Task statement: Set down the whole listing verbatim.

Records provided:
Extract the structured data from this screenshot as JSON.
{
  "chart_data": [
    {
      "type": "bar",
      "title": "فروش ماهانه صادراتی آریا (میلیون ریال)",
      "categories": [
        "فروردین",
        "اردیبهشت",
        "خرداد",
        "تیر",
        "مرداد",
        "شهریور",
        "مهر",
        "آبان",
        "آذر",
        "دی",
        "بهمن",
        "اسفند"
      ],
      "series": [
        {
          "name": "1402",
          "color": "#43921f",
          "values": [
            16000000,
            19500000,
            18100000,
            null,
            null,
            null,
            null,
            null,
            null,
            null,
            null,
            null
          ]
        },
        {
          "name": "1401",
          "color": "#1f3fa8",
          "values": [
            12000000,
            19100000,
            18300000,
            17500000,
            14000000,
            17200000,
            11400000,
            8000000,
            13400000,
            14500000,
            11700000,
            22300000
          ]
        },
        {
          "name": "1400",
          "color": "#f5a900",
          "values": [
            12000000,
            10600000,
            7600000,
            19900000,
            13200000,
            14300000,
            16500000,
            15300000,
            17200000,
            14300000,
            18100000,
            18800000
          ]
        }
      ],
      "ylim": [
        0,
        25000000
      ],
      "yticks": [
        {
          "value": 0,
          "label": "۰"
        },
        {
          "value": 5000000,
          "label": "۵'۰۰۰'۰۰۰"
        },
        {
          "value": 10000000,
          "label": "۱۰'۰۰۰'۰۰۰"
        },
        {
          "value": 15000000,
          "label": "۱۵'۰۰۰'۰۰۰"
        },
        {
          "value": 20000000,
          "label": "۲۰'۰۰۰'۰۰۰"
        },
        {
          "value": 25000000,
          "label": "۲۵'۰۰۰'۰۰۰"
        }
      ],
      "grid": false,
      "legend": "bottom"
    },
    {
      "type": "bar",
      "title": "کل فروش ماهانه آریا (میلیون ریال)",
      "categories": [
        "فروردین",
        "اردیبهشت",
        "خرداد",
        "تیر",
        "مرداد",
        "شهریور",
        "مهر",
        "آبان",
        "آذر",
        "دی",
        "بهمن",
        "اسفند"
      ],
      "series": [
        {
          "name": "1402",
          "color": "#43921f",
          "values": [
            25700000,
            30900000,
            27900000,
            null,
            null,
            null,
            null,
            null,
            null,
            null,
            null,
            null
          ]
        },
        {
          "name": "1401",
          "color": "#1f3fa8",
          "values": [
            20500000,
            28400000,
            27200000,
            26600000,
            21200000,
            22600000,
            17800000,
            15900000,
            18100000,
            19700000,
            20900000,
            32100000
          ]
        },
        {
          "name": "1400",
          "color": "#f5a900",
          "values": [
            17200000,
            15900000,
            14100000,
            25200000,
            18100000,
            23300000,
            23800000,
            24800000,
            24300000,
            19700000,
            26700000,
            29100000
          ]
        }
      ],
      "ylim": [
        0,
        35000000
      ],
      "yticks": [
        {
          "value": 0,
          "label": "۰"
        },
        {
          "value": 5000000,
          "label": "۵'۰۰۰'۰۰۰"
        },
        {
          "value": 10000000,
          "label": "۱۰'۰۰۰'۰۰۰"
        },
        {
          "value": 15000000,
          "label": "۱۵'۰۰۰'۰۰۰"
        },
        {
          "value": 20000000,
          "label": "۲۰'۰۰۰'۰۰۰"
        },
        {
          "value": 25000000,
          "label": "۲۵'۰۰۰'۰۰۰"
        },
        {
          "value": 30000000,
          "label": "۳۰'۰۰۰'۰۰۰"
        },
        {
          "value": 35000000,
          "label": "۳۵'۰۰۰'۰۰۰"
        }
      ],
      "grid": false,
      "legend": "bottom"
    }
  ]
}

Answer below:
Extract the structured data from this screenshot as JSON.
{
  "chart_data": [
    {
      "type": "bar",
      "title": "فروش ماهانه صادراتی آریا (میلیون ریال)",
      "categories": [
        "فروردین",
        "اردیبهشت",
        "خرداد",
        "تیر",
        "مرداد",
        "شهریور",
        "مهر",
        "آبان",
        "آذر",
        "دی",
        "بهمن",
        "اسفند"
      ],
      "series": [
        {
          "name": "1402",
          "color": "#43921f",
          "values": [
            16000000,
            19500000,
            18100000,
            null,
            null,
            null,
            null,
            null,
            null,
            null,
            null,
            null
          ]
        },
        {
          "name": "1401",
          "color": "#1f3fa8",
          "values": [
            12000000,
            19100000,
            18300000,
            17500000,
            14000000,
            17200000,
            11400000,
            8000000,
            13400000,
            14500000,
            11700000,
            22300000
          ]
        },
        {
          "name": "1400",
          "color": "#f5a900",
          "values": [
            12000000,
            10600000,
            7600000,
            19900000,
            13200000,
            14300000,
            16500000,
            15300000,
            17200000,
            14300000,
            18100000,
            18800000
          ]
        }
      ],
      "ylim": [
        0,
        25000000
      ],
      "yticks": [
        {
          "value": 0,
          "label": "۰"
        },
        {
          "value": 5000000,
          "label": "۵'۰۰۰'۰۰۰"
        },
        {
          "value": 10000000,
          "label": "۱۰'۰۰۰'۰۰۰"
        },
        {
          "value": 15000000,
          "label": "۱۵'۰۰۰'۰۰۰"
        },
        {
          "value": 20000000,
          "label": "۲۰'۰۰۰'۰۰۰"
        },
        {
          "value": 25000000,
          "label": "۲۵'۰۰۰'۰۰۰"
        }
      ],
      "grid": false,
      "legend": "bottom"
    },
    {
      "type": "bar",
      "title": "کل فروش ماهانه آریا (میلیون ریال)",
      "categories": [
        "فروردین",
        "اردیبهشت",
        "خرداد",
        "تیر",
        "مرداد",
        "شهریور",
        "مهر",
        "آبان",
        "آذر",
        "دی",
        "بهمن",
        "اسفند"
      ],
      "series": [
        {
          "name": "1402",
          "color": "#43921f",
          "values": [
            25700000,
            30900000,
            27900000,
            null,
            null,
            null,
            null,
            null,
            null,
            null,
            null,
            null
          ]
        },
        {
          "name": "1401",
          "color": "#1f3fa8",
          "values": [
            20500000,
            28400000,
            27200000,
            26600000,
            21200000,
            22600000,
            17800000,
            15900000,
            18100000,
            19700000,
            20900000,
            32100000
          ]
        },
        {
          "name": "1400",
          "color": "#f5a900",
          "values": [
            17200000,
            15900000,
            14100000,
            25200000,
            18100000,
            23300000,
            23800000,
            24800000,
            24300000,
            19700000,
            26700000,
            29100000
          ]
        }
      ],
      "ylim": [
        0,
        35000000
      ],
      "yticks": [
        {
          "value": 0,
          "label": "۰"
        },
        {
          "value": 5000000,
          "label": "۵'۰۰۰'۰۰۰"
        },
        {
          "value": 10000000,
          "label": "۱۰'۰۰۰'۰۰۰"
        },
        {
          "value": 15000000,
          "label": "۱۵'۰۰۰'۰۰۰"
        },
        {
          "value": 20000000,
          "label": "۲۰'۰۰۰'۰۰۰"
        },
        {
          "value": 25000000,
          "label": "۲۵'۰۰۰'۰۰۰"
        },
        {
          "value": 30000000,
          "label": "۳۰'۰۰۰'۰۰۰"
        },
        {
          "value": 35000000,
          "label": "۳۵'۰۰۰'۰۰۰"
        }
      ],
      "grid": false,
      "legend": "bottom"
    }
  ]
}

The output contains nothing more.